[Collected data]

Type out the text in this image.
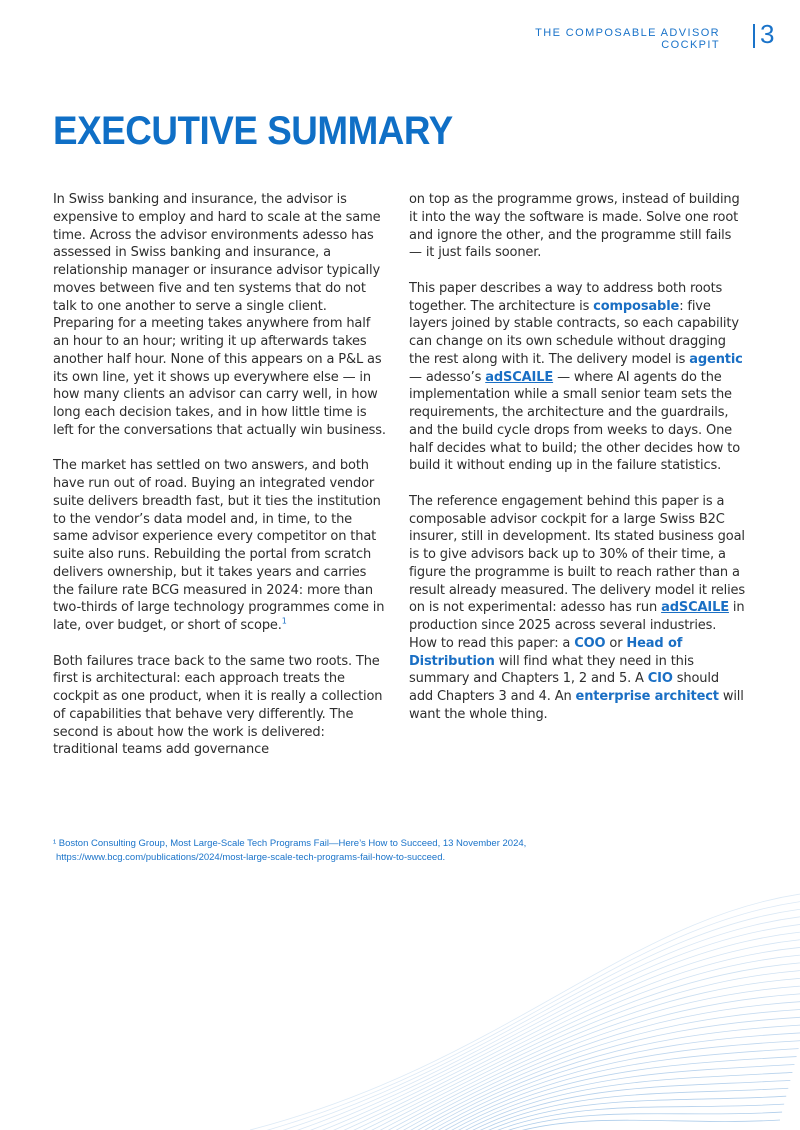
THE COMPOSABLE ADVISOR COCKPIT 3
EXECUTIVE SUMMARY

In Swiss banking and insurance, the advisor is expensive to employ and hard to scale at the same time. Across the advisor environments adesso has assessed in Swiss banking and insurance, a relationship manager or insurance advisor typically moves between five and ten systems that do not talk to one another to serve a single client. Preparing for a meeting takes anywhere from half an hour to an hour; writing it up afterwards takes another half hour. None of this appears on a P&L as its own line, yet it shows up everywhere else — in how many clients an advisor can carry well, in how long each decision takes, and in how little time is left for the conversations that actually win business.

The market has settled on two answers, and both have run out of road. Buying an integrated vendor suite delivers breadth fast, but it ties the institution to the vendor’s data model and, in time, to the same advisor experience every competitor on that suite also runs. Rebuilding the portal from scratch delivers ownership, but it takes years and carries the failure rate BCG measured in 2024: more than two-thirds of large technology programmes come in late, over budget, or short of scope.$^1$

Both failures trace back to the same two roots. The first is architectural: each approach treats the cockpit as one product, when it is really a collection of capabilities that behave very differently. The second is about how the work is delivered: traditional teams add governance

on top as the programme grows, instead of building it into the way the software is made. Solve one root and ignore the other, and the programme still fails — it just fails sooner.

This paper describes a way to address both roots together. The architecture is composable: five layers joined by stable contracts, so each capability can change on its own schedule without dragging the rest along with it. The delivery model is agentic — adesso’s adSCAILE — where AI agents do the implementation while a small senior team sets the requirements, the architecture and the guardrails, and the build cycle drops from weeks to days. One half decides what to build; the other decides how to build it without ending up in the failure statistics.

The reference engagement behind this paper is a composable advisor cockpit for a large Swiss B2C insurer, still in development. Its stated business goal is to give advisors back up to 30% of their time, a figure the programme is built to reach rather than a result already measured. The delivery model it relies on is not experimental: adesso has run adSCAILE in production since 2025 across several industries.

How to read this paper: a COO or Head of Distribution will find what they need in this summary and Chapters 1, 2 and 5. A CIO should add Chapters 3 and 4. An enterprise architect will want the whole thing.

¹ Boston Consulting Group, Most Large-Scale Tech Programs Fail—Here’s How to Succeed, 13 November 2024,
https://www.bcg.com/publications/2024/most-large-scale-tech-programs-fail-how-to-succeed.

[Problem requirements]:
Omit the pictures and output all of the other material exactly.

[Exercise result]:
Type out the text in this image.
THE COMPOSABLE ADVISOR COCKPIT 3
EXECUTIVE SUMMARY

In Swiss banking and insurance, the advisor is expensive to employ and hard to scale at the same time. Across the advisor environments adesso has assessed in Swiss banking and insurance, a relationship manager or insurance advisor typically moves between five and ten systems that do not talk to one another to serve a single client. Preparing for a meeting takes anywhere from half an hour to an hour; writing it up afterwards takes another half hour. None of this appears on a P&L as its own line, yet it shows up everywhere else — in how many clients an advisor can carry well, in how long each decision takes, and in how little time is left for the conversations that actually win business.

The market has settled on two answers, and both have run out of road. Buying an integrated vendor suite delivers breadth fast, but it ties the institution to the vendor’s data model and, in time, to the same advisor experience every competitor on that suite also runs. Rebuilding the portal from scratch delivers ownership, but it takes years and carries the failure rate BCG measured in 2024: more than two-thirds of large technology programmes come in late, over budget, or short of scope.$^1$

Both failures trace back to the same two roots. The first is architectural: each approach treats the cockpit as one product, when it is really a collection of capabilities that behave very differently. The second is about how the work is delivered: traditional teams add governance

on top as the programme grows, instead of building it into the way the software is made. Solve one root and ignore the other, and the programme still fails — it just fails sooner.

This paper describes a way to address both roots together. The architecture is composable: five layers joined by stable contracts, so each capability can change on its own schedule without dragging the rest along with it. The delivery model is agentic — adesso’s adSCAILE — where AI agents do the implementation while a small senior team sets the requirements, the architecture and the guardrails, and the build cycle drops from weeks to days. One half decides what to build; the other decides how to build it without ending up in the failure statistics.

The reference engagement behind this paper is a composable advisor cockpit for a large Swiss B2C insurer, still in development. Its stated business goal is to give advisors back up to 30% of their time, a figure the programme is built to reach rather than a result already measured. The delivery model it relies on is not experimental: adesso has run adSCAILE in production since 2025 across several industries.

How to read this paper: a COO or Head of Distribution will find what they need in this summary and Chapters 1, 2 and 5. A CIO should add Chapters 3 and 4. An enterprise architect will want the whole thing.

¹ Boston Consulting Group, Most Large-Scale Tech Programs Fail—Here’s How to Succeed, 13 November 2024,
https://www.bcg.com/publications/2024/most-large-scale-tech-programs-fail-how-to-succeed.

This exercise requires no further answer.